→ WORK TO COMPLETE: Print the entries below in their entirety, exactly as they are written.

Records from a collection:
::::

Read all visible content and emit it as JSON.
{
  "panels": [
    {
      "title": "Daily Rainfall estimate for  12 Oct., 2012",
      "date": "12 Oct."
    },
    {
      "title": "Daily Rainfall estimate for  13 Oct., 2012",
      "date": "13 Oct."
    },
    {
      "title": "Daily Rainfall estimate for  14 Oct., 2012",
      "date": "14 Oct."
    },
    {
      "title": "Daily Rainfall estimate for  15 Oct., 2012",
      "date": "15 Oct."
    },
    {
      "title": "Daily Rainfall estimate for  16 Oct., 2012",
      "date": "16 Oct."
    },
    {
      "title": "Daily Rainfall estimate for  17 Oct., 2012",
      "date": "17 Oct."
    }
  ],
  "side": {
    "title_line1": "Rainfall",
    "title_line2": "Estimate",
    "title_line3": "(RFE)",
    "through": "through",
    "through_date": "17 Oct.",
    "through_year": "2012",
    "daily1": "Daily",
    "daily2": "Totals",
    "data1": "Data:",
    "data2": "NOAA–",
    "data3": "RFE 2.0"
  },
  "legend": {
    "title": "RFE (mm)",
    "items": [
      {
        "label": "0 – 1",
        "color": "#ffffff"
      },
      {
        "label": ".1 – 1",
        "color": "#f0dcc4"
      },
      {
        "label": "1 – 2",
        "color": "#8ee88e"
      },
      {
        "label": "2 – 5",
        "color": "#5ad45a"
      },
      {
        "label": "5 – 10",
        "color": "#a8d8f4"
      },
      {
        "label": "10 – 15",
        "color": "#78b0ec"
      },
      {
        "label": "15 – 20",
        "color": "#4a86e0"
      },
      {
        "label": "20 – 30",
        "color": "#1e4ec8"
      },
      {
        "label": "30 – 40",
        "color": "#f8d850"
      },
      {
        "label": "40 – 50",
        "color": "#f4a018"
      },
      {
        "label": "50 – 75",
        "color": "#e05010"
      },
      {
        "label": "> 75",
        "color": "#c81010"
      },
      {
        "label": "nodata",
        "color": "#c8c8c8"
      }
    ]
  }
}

::::

→ TASK OUTPUT:
Read all visible content and emit it as JSON.
{
  "panels": [
    {
      "title": "Daily Rainfall estimate for  12 Oct., 2012",
      "date": "12 Oct."
    },
    {
      "title": "Daily Rainfall estimate for  13 Oct., 2012",
      "date": "13 Oct."
    },
    {
      "title": "Daily Rainfall estimate for  14 Oct., 2012",
      "date": "14 Oct."
    },
    {
      "title": "Daily Rainfall estimate for  15 Oct., 2012",
      "date": "15 Oct."
    },
    {
      "title": "Daily Rainfall estimate for  16 Oct., 2012",
      "date": "16 Oct."
    },
    {
      "title": "Daily Rainfall estimate for  17 Oct., 2012",
      "date": "17 Oct."
    }
  ],
  "side": {
    "title_line1": "Rainfall",
    "title_line2": "Estimate",
    "title_line3": "(RFE)",
    "through": "through",
    "through_date": "17 Oct.",
    "through_year": "2012",
    "daily1": "Daily",
    "daily2": "Totals",
    "data1": "Data:",
    "data2": "NOAA–",
    "data3": "RFE 2.0"
  },
  "legend": {
    "title": "RFE (mm)",
    "items": [
      {
        "label": "0 – 1",
        "color": "#ffffff"
      },
      {
        "label": ".1 – 1",
        "color": "#f0dcc4"
      },
      {
        "label": "1 – 2",
        "color": "#8ee88e"
      },
      {
        "label": "2 – 5",
        "color": "#5ad45a"
      },
      {
        "label": "5 – 10",
        "color": "#a8d8f4"
      },
      {
        "label": "10 – 15",
        "color": "#78b0ec"
      },
      {
        "label": "15 – 20",
        "color": "#4a86e0"
      },
      {
        "label": "20 – 30",
        "color": "#1e4ec8"
      },
      {
        "label": "30 – 40",
        "color": "#f8d850"
      },
      {
        "label": "40 – 50",
        "color": "#f4a018"
      },
      {
        "label": "50 – 75",
        "color": "#e05010"
      },
      {
        "label": "> 75",
        "color": "#c81010"
      },
      {
        "label": "nodata",
        "color": "#c8c8c8"
      }
    ]
  }
}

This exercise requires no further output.